What the task asks: Go through the listing below and gather every line with the word "events".

[Rows from a figure dataset]
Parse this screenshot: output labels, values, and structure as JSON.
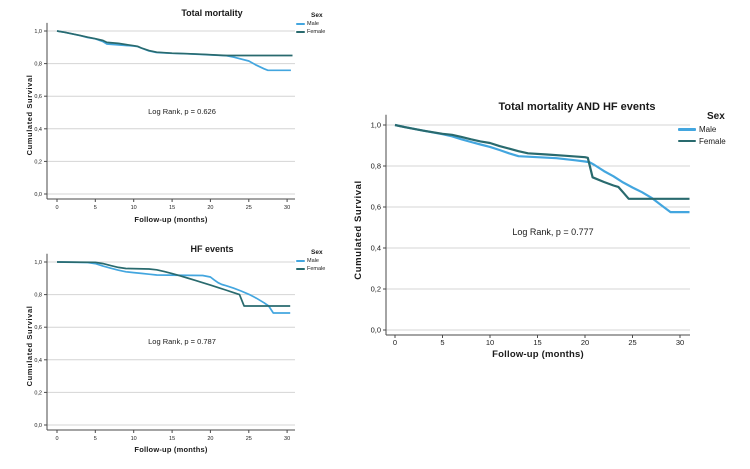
{
  "figure": {
    "background": "#ffffff",
    "text_color": "#1a1a1a",
    "grid_color": "#d4d4d4",
    "axis_color": "#4a4a4a",
    "male_color": "#43a6df",
    "female_color": "#296a6e"
  },
  "chart_data": [
    {
      "type": "line",
      "title": "Total mortality",
      "xlabel": "Follow-up (months)",
      "ylabel": "Cumulated Survival",
      "annotation": "Log Rank, p = 0.626",
      "legend_title": "Sex",
      "legend_position": "right-top-outside",
      "grid": "horizontal",
      "xlim": [
        -1.5,
        31.5
      ],
      "ylim": [
        0,
        1.05
      ],
      "x_ticks": [
        0,
        5,
        10,
        15,
        20,
        25,
        30
      ],
      "y_ticks": [
        0,
        0.2,
        0.4,
        0.6,
        0.8,
        1
      ],
      "y_tick_labels": [
        "0,0",
        "0,2",
        "0,4",
        "0,6",
        "0,8",
        "1,0"
      ],
      "series": [
        {
          "name": "Male",
          "color": "#43a6df",
          "x": [
            0,
            1,
            3,
            4,
            5,
            6,
            6.5,
            8,
            10,
            10.5,
            11,
            12,
            13,
            15,
            17,
            19,
            21,
            22,
            23,
            25,
            26,
            27,
            27.5,
            30.5
          ],
          "y": [
            1.0,
            0.992,
            0.972,
            0.96,
            0.952,
            0.935,
            0.92,
            0.915,
            0.908,
            0.905,
            0.895,
            0.878,
            0.868,
            0.863,
            0.86,
            0.856,
            0.851,
            0.849,
            0.84,
            0.816,
            0.79,
            0.768,
            0.759,
            0.759
          ]
        },
        {
          "name": "Female",
          "color": "#296a6e",
          "x": [
            0,
            1,
            3,
            4,
            5,
            6,
            6.5,
            8,
            10,
            10.5,
            11,
            12,
            13,
            15,
            17,
            19,
            21,
            22,
            30.7
          ],
          "y": [
            1.0,
            0.992,
            0.973,
            0.962,
            0.953,
            0.942,
            0.93,
            0.924,
            0.91,
            0.906,
            0.896,
            0.88,
            0.87,
            0.864,
            0.861,
            0.857,
            0.852,
            0.85,
            0.85
          ]
        }
      ]
    },
    {
      "type": "line",
      "title": "HF events",
      "xlabel": "Follow-up (months)",
      "ylabel": "Cumulated Survival",
      "annotation": "Log Rank, p = 0.787",
      "legend_title": "Sex",
      "legend_position": "right-top-outside",
      "grid": "horizontal",
      "xlim": [
        -1.5,
        31.5
      ],
      "ylim": [
        0,
        1.05
      ],
      "x_ticks": [
        0,
        5,
        10,
        15,
        20,
        25,
        30
      ],
      "y_ticks": [
        0,
        0.2,
        0.4,
        0.6,
        0.8,
        1
      ],
      "y_tick_labels": [
        "0,0",
        "0,2",
        "0,4",
        "0,6",
        "0,8",
        "1,0"
      ],
      "series": [
        {
          "name": "Male",
          "color": "#43a6df",
          "x": [
            0,
            4,
            5,
            6,
            7,
            8,
            9,
            10,
            11,
            12,
            13,
            19,
            20,
            20.5,
            21,
            21.5,
            22,
            23,
            24,
            25,
            26,
            27,
            27.6,
            28.2,
            30.4
          ],
          "y": [
            1.0,
            0.997,
            0.99,
            0.975,
            0.962,
            0.95,
            0.94,
            0.935,
            0.93,
            0.925,
            0.92,
            0.917,
            0.908,
            0.89,
            0.873,
            0.862,
            0.855,
            0.84,
            0.822,
            0.802,
            0.778,
            0.75,
            0.73,
            0.687,
            0.687
          ]
        },
        {
          "name": "Female",
          "color": "#296a6e",
          "x": [
            0,
            5,
            6,
            7,
            8,
            9,
            12,
            13,
            14,
            15,
            16,
            17,
            18,
            19,
            20,
            21,
            22,
            23,
            23.8,
            24.4,
            30.4
          ],
          "y": [
            1.0,
            0.998,
            0.99,
            0.978,
            0.967,
            0.96,
            0.957,
            0.952,
            0.941,
            0.929,
            0.916,
            0.902,
            0.888,
            0.873,
            0.858,
            0.843,
            0.828,
            0.812,
            0.8,
            0.73,
            0.73
          ]
        }
      ]
    },
    {
      "type": "line",
      "title": "Total mortality AND HF events",
      "xlabel": "Follow-up (months)",
      "ylabel": "Cumulated Survival",
      "annotation": "Log Rank, p = 0.777",
      "legend_title": "Sex",
      "legend_position": "right-top-outside",
      "grid": "horizontal",
      "xlim": [
        -1.5,
        31.5
      ],
      "ylim": [
        0,
        1.05
      ],
      "x_ticks": [
        0,
        5,
        10,
        15,
        20,
        25,
        30
      ],
      "y_ticks": [
        0,
        0.2,
        0.4,
        0.6,
        0.8,
        1
      ],
      "y_tick_labels": [
        "0,0",
        "0,2",
        "0,4",
        "0,6",
        "0,8",
        "1,0"
      ],
      "series": [
        {
          "name": "Male",
          "color": "#43a6df",
          "x": [
            0,
            1,
            3,
            5,
            6,
            7,
            8,
            9,
            10,
            11,
            12,
            13,
            15,
            17,
            19,
            20,
            20.5,
            21,
            22,
            23,
            24,
            25,
            26,
            27,
            28,
            29,
            31
          ],
          "y": [
            1.0,
            0.99,
            0.972,
            0.955,
            0.945,
            0.93,
            0.917,
            0.905,
            0.893,
            0.878,
            0.862,
            0.848,
            0.843,
            0.838,
            0.828,
            0.822,
            0.818,
            0.805,
            0.775,
            0.75,
            0.72,
            0.695,
            0.672,
            0.645,
            0.61,
            0.575,
            0.575
          ]
        },
        {
          "name": "Female",
          "color": "#296a6e",
          "x": [
            0,
            1,
            3,
            5,
            6,
            7,
            8,
            9,
            10,
            11,
            12,
            13,
            14,
            16,
            18,
            20,
            20.3,
            20.8,
            22,
            23,
            23.5,
            24,
            24.6,
            31
          ],
          "y": [
            1.0,
            0.99,
            0.972,
            0.957,
            0.952,
            0.942,
            0.93,
            0.92,
            0.912,
            0.897,
            0.885,
            0.872,
            0.862,
            0.856,
            0.85,
            0.843,
            0.84,
            0.745,
            0.722,
            0.705,
            0.698,
            0.672,
            0.64,
            0.64
          ]
        }
      ]
    }
  ]
}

Solution to this task:
      "title": "HF events",
      "title": "Total mortality AND HF events",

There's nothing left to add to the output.